Lihat ke Halaman Asli

Lukman Hamarong

Sangat sulit menjadikan aku seperti kamu, karena aku adalah aku, kamu ya kamu

Sepak Bola Harus seperti Tinju

Diperbarui: 12 Juli 2016   12:08

Kompasiana adalah platform blog. Konten ini menjadi tanggung jawab bloger dan tidak mewakili pandangan redaksi Kompas.

Muhammad Ali dan Pele | Foto: Istimewa

Pesta Euro 2016 telah usai. Juara baru, Portugal, berpesta di kandang “Ayam Jantan” Prancis. Eder, pemain pengganti, tampil sebagai pahlawan lewat golnya di babak tambahan waktu. Prancis menangis. Sejarah tak berulang. Kandang “Ayam” pun berubah jadi arena adu tangis. Catatan menarik lainnya, Cristiano Ronaldo, juga harus menangis karena tak mampu menyelesaikan pertandingan akibat cedera. 

Meski demikian, tangisan Ronaldo berubah menjadi tangisan bahagia di akhir laga. Cinta “Sang Dewi” ternyata begitu tulus. Selamat buat Cristiano dkk. Hasil tersebut bisa saja membawa Cristiano meraih Ballon d’Or 2016 meski nir kontribusi di laga final. Saya punya prediksi tentang empat besar Ballon d’Or 2016, yakni Cristiano, Messi, Suarez dan Griezmann. Meski demikian, saya hadir lewat tulisan tidak untuk mengupas hasil final Euro. Saya lebih tertarik membahas adu tendangan penalti, yang pada Euro kali ini sempat terjadi sebanyak tiga kali.

Data Ditampilkan
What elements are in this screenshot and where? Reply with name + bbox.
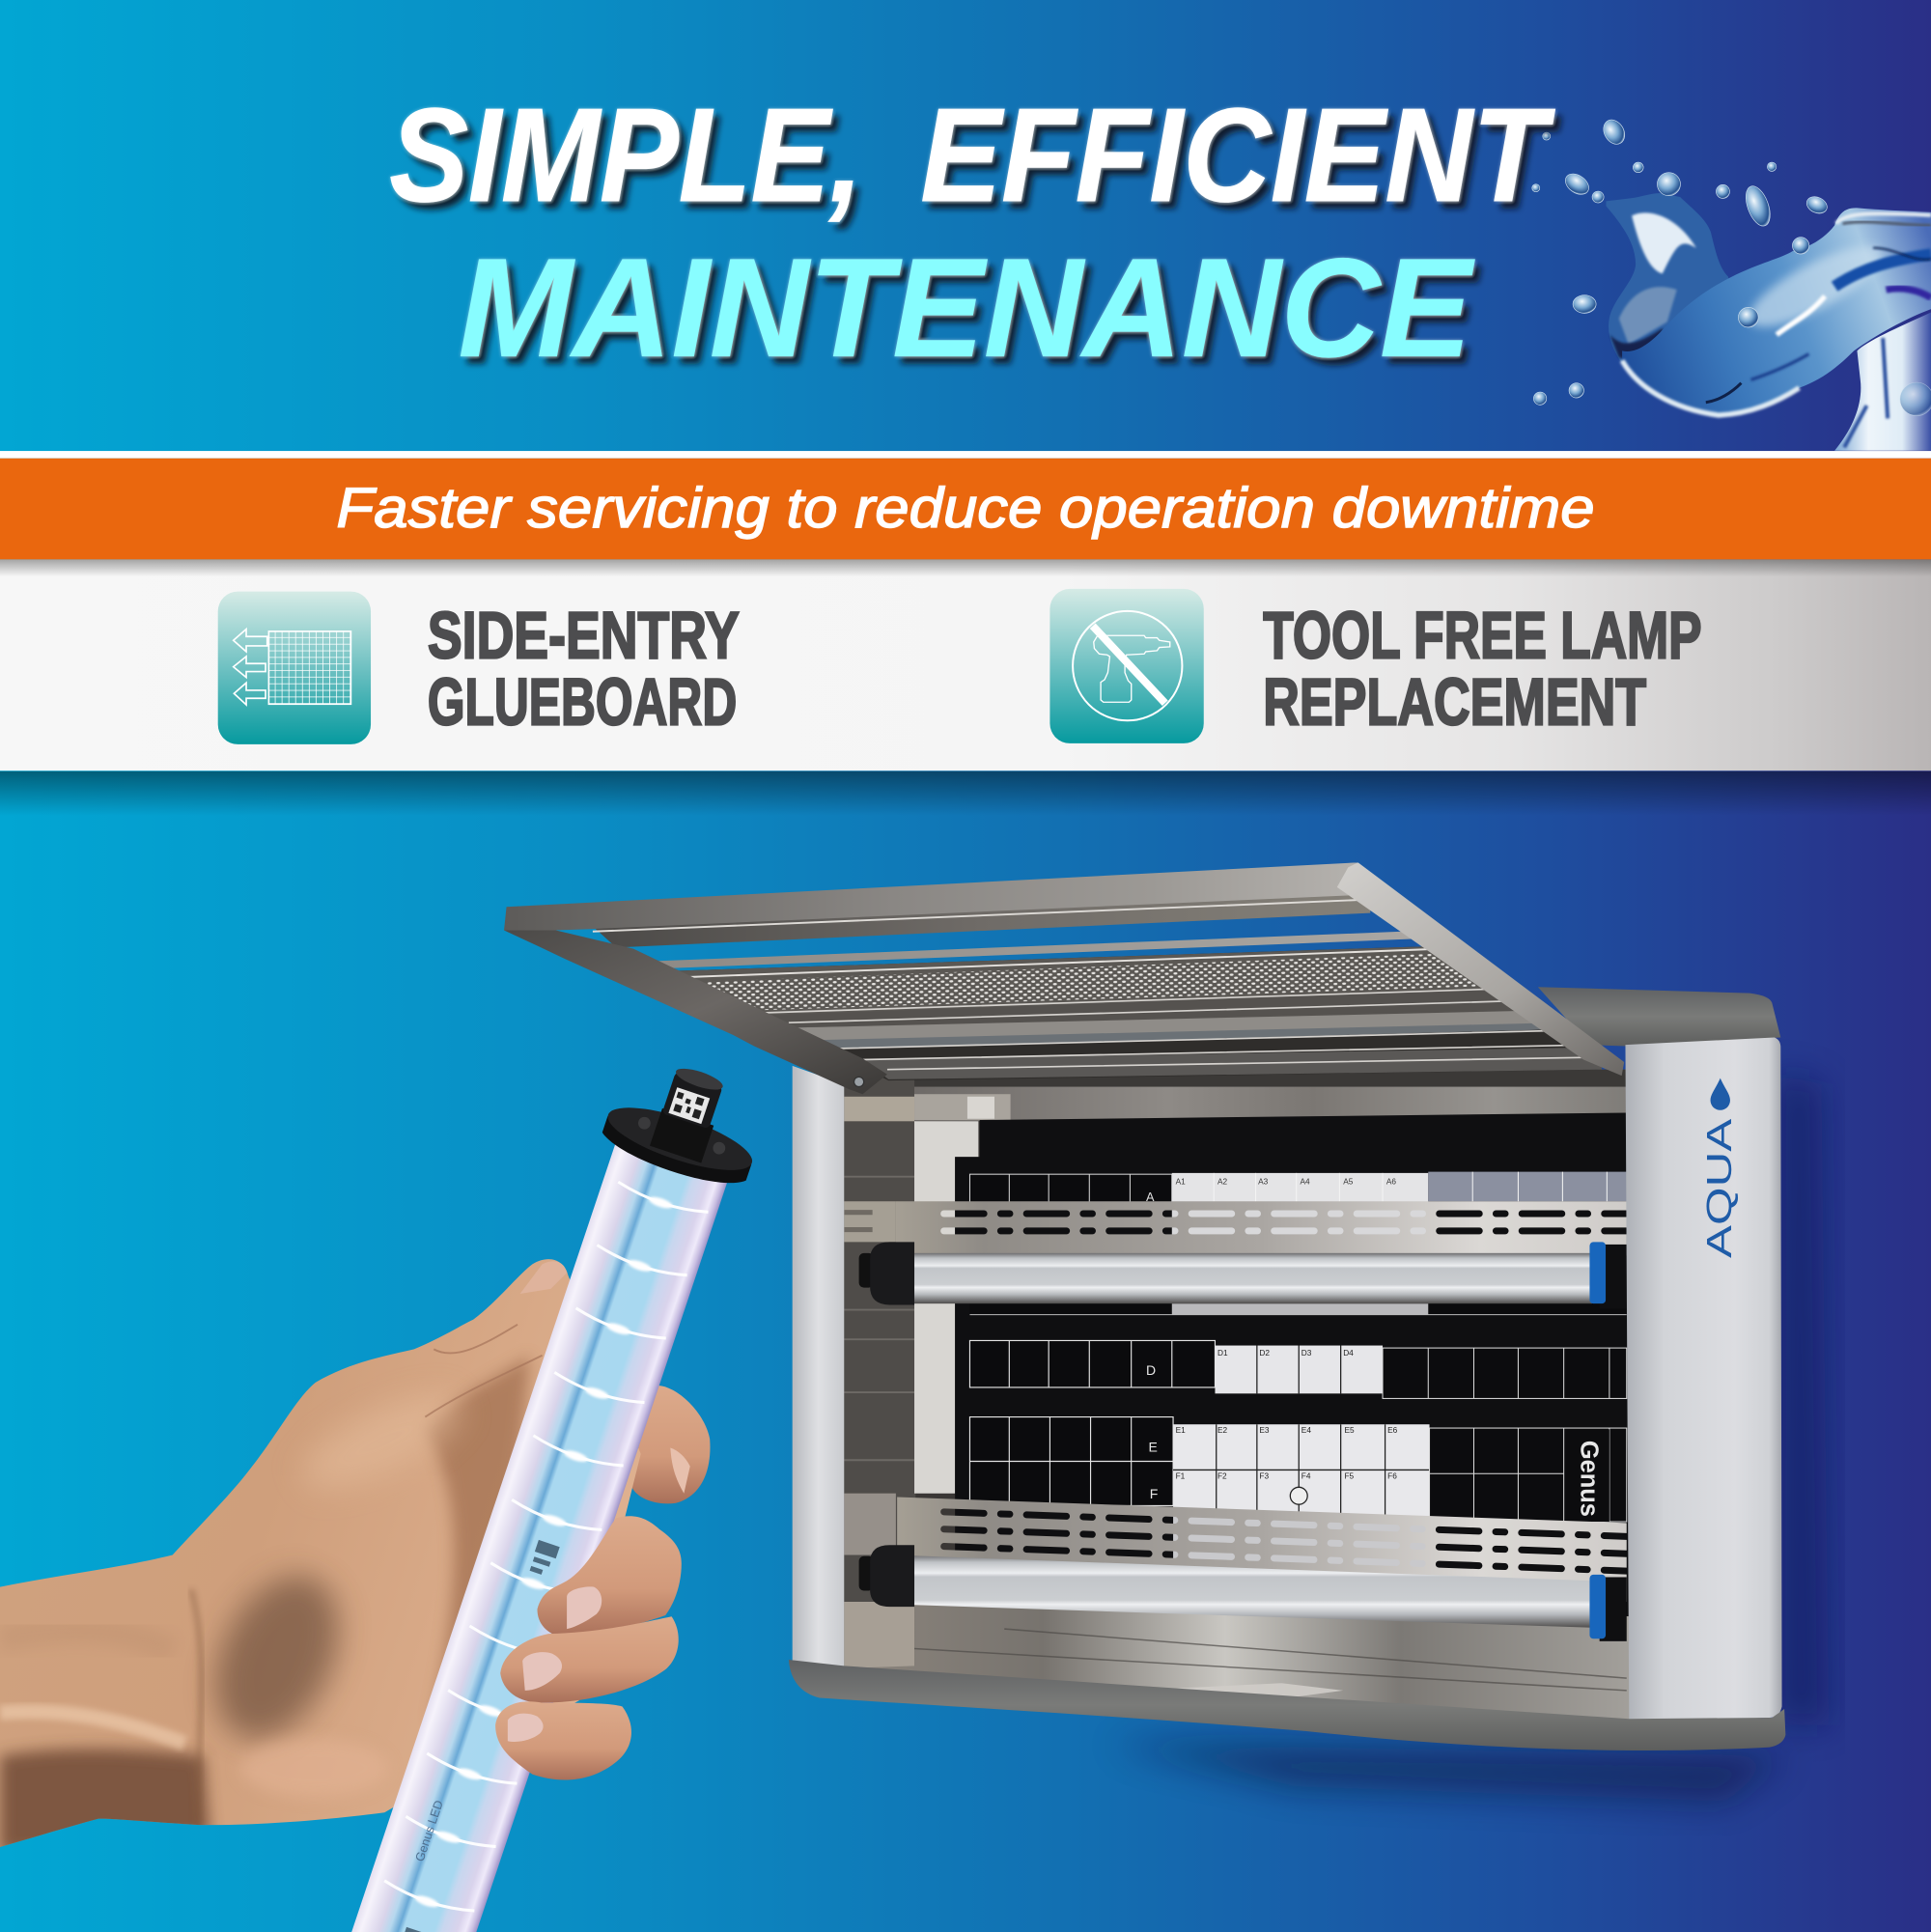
lid lower base bbox=[673, 946, 1602, 1080]
ribbon light centre bbox=[1748, 244, 1885, 332]
glueboard rows E and F: F6 bbox=[1387, 1470, 1397, 1480]
ribbon highlights bbox=[1777, 296, 1825, 335]
heading: tool free lamp replacement: TOOL FREE LAMP bbox=[1263, 598, 1702, 672]
glueboard rows E and F: F2 bbox=[1217, 1470, 1227, 1480]
glueboard row C bbox=[969, 1303, 1627, 1315]
glueboard rows E and F: E1 bbox=[1176, 1425, 1186, 1435]
glueboard rows E and F: E5 bbox=[1344, 1425, 1355, 1435]
glueboard row G behind plate bbox=[1173, 1517, 1430, 1596]
water lower leg bbox=[1834, 312, 1931, 451]
ring fingernail bbox=[522, 1652, 562, 1691]
upper perforated plate bbox=[896, 1201, 1627, 1255]
lid hinge screw bbox=[854, 1077, 864, 1087]
glueboard bbox=[955, 1112, 1639, 1620]
ring finger bbox=[500, 1616, 679, 1703]
logo: AQUA bbox=[1700, 1078, 1739, 1258]
glueboard rows E and F bbox=[969, 1417, 1627, 1522]
left interior wall bbox=[844, 1070, 915, 1673]
heading: tool free lamp replacement: REPLACEMENT bbox=[1263, 664, 1646, 739]
upper lamp bbox=[859, 1242, 1627, 1308]
title line 1: efficient: EFFICIENT bbox=[920, 81, 1555, 230]
top cap bbox=[1538, 987, 1780, 1046]
cabinet interior bbox=[838, 1070, 1639, 1727]
lid top frame bbox=[504, 862, 1368, 930]
title line 1: simple: SIMPLE, bbox=[389, 81, 862, 230]
heading: side-entry glueboard bbox=[428, 598, 740, 739]
little finger bbox=[495, 1701, 631, 1779]
glueboard row A: A4 bbox=[1301, 1176, 1310, 1186]
glueboard row A: A5 bbox=[1343, 1176, 1354, 1186]
title line 2: MAINTENANCE bbox=[459, 229, 1475, 386]
glueboard row D bbox=[969, 1340, 1627, 1398]
icon: side-entry glueboard bbox=[218, 592, 371, 744]
hand shading bbox=[0, 1325, 543, 1855]
glueboard row D: D bbox=[1146, 1362, 1156, 1378]
LED lamp bbox=[327, 1049, 774, 1932]
banner: orange subtitle bbox=[0, 459, 1931, 559]
hand: fingers in front of lamp bbox=[495, 1516, 682, 1779]
glueboard rows E and F: E3 bbox=[1259, 1425, 1270, 1435]
glueboard rows E and F: F bbox=[1150, 1486, 1158, 1501]
crown grey shade bbox=[1619, 287, 1677, 345]
index finger bbox=[630, 1386, 710, 1503]
little fingernail bbox=[508, 1714, 544, 1742]
glueboard row D: D4 bbox=[1343, 1348, 1354, 1358]
panel: features bbox=[0, 559, 1931, 816]
logo: AQUA: AQUA bbox=[1700, 1119, 1739, 1258]
glueboard rows E and F: E6 bbox=[1387, 1425, 1398, 1435]
lamp driver label bbox=[402, 1539, 560, 1932]
white divider band bbox=[0, 451, 1931, 459]
ribbon rim bbox=[1622, 360, 1799, 415]
thumbnail bbox=[520, 1261, 567, 1294]
top steel band bbox=[914, 1070, 1639, 1121]
floor plate bbox=[844, 1602, 1639, 1727]
panel shadow bbox=[0, 771, 1931, 816]
glueboard rows E and F: E bbox=[1149, 1439, 1158, 1454]
illustration: water splash bbox=[1532, 116, 1931, 451]
palm and arm bbox=[0, 1259, 641, 1847]
panel background bbox=[0, 559, 1931, 770]
glueboard rows E and F: F4 bbox=[1301, 1470, 1311, 1480]
lid lower strips bbox=[763, 988, 1602, 1079]
heading: tool free lamp replacement bbox=[1263, 598, 1702, 739]
lamp end cap bbox=[598, 1049, 774, 1194]
lamp brand text: Genus LED bbox=[412, 1799, 446, 1863]
Genus logo: Genus bbox=[1576, 1441, 1603, 1517]
glueboard rows E and F: F3 bbox=[1259, 1470, 1269, 1480]
icon: no tools bbox=[1049, 589, 1204, 743]
glueboard rows E and F: F1 bbox=[1176, 1470, 1186, 1480]
ribbon top edge bbox=[1836, 213, 1931, 224]
right pillar bbox=[1625, 1038, 1782, 1722]
water ribbon bbox=[1622, 208, 1931, 416]
glueboard rows E and F: E4 bbox=[1301, 1425, 1311, 1435]
title bbox=[389, 81, 1555, 386]
glueboard row B behind plate bbox=[1172, 1203, 1428, 1252]
water crown bbox=[1606, 193, 1731, 364]
glueboard rows E and F: E2 bbox=[1217, 1425, 1228, 1435]
middle finger bbox=[537, 1516, 682, 1638]
glueboard row D: D2 bbox=[1259, 1348, 1270, 1358]
hand: palm and index finger behind lamp bbox=[0, 1259, 710, 1855]
product: hinged lid bbox=[504, 862, 1624, 1094]
glueboard row A: A2 bbox=[1217, 1176, 1228, 1186]
water droplets bbox=[1532, 116, 1931, 416]
heading: side-entry glueboard: GLUEBOARD bbox=[428, 664, 737, 739]
crown highlight bbox=[1632, 212, 1696, 273]
LED glow points bbox=[414, 1194, 674, 1910]
glueboard row A: A3 bbox=[1258, 1176, 1269, 1186]
glueboard row A bbox=[969, 1172, 1627, 1204]
glueboard row A: A bbox=[1146, 1190, 1155, 1204]
left pillar bbox=[793, 1066, 844, 1670]
white column bbox=[914, 1121, 978, 1494]
lid strip 2 bbox=[590, 892, 1370, 947]
crown dark base bbox=[1609, 327, 1664, 359]
glueboard row D: D1 bbox=[1217, 1348, 1228, 1358]
lid left rail bbox=[504, 930, 887, 1094]
glueboard row A: A1 bbox=[1176, 1176, 1186, 1186]
lid right rail bbox=[1337, 862, 1624, 1076]
heading: side-entry glueboard: SIDE-ENTRY bbox=[428, 598, 740, 672]
banner: orange subtitle: Faster servicing to reduce operation downtime bbox=[336, 477, 1595, 540]
glueboard row A: A6 bbox=[1386, 1176, 1396, 1186]
lower lamp bbox=[859, 1545, 1627, 1641]
lid strip 3 bbox=[656, 932, 1414, 968]
lid perforated section bbox=[673, 946, 1513, 1018]
bottom tray bbox=[789, 1660, 1785, 1750]
product: UV fly trap cabinet bbox=[789, 987, 1785, 1750]
lamp tube body bbox=[343, 1140, 729, 1932]
LED bars bbox=[382, 1182, 708, 1917]
orange shadow bbox=[0, 559, 1931, 576]
lower perforated plate bbox=[897, 1498, 1627, 1602]
cabinet shadow bbox=[1109, 1072, 1829, 1802]
glueboard row D: D3 bbox=[1301, 1348, 1312, 1358]
middle fingernail bbox=[567, 1586, 602, 1629]
glueboard rows E and F: F5 bbox=[1344, 1470, 1355, 1480]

Tugas A
Salin tanpa perubahan bagian tulisan tentang Euro 2016 mulai dari "Sepak Bola Harus" sampai dengan "pandangan redaksi Kompas.".
Tugas B
Tolong tulis ulang catatan mulai dari baris yang memuat "lid lower base bbox=[673, 946, 1602, 1080]" sampai dengan baris yang memuat "upper perforated plate", dengan mengganti nama "glueboard" menjadi "papan lem". Bagian lain tidak diubah, dan tulis hanya baris-baris tersebut.

Jawaban A
Sepak Bola Harus seperti Tinju

Diperbarui: 12 Juli 2016   12:08

Kompasiana adalah platform blog. Konten ini menjadi tanggung jawab bloger dan tidak mewakili pandangan redaksi Kompas.

Jawaban B
lid lower base bbox=[673, 946, 1602, 1080]
ribbon light centre bbox=[1748, 244, 1885, 332]
papan lem rows E and F: F6 bbox=[1387, 1470, 1397, 1480]
ribbon highlights bbox=[1777, 296, 1825, 335]
heading: tool free lamp replacement: TOOL FREE LAMP bbox=[1263, 598, 1702, 672]
papan lem rows E and F: F2 bbox=[1217, 1470, 1227, 1480]
papan lem row C bbox=[969, 1303, 1627, 1315]
papan lem rows E and F: E1 bbox=[1176, 1425, 1186, 1435]
papan lem rows E and F: E5 bbox=[1344, 1425, 1355, 1435]
papan lem row G behind plate bbox=[1173, 1517, 1430, 1596]
water lower leg bbox=[1834, 312, 1931, 451]
ring fingernail bbox=[522, 1652, 562, 1691]
upper perforated plate bbox=[896, 1201, 1627, 1255]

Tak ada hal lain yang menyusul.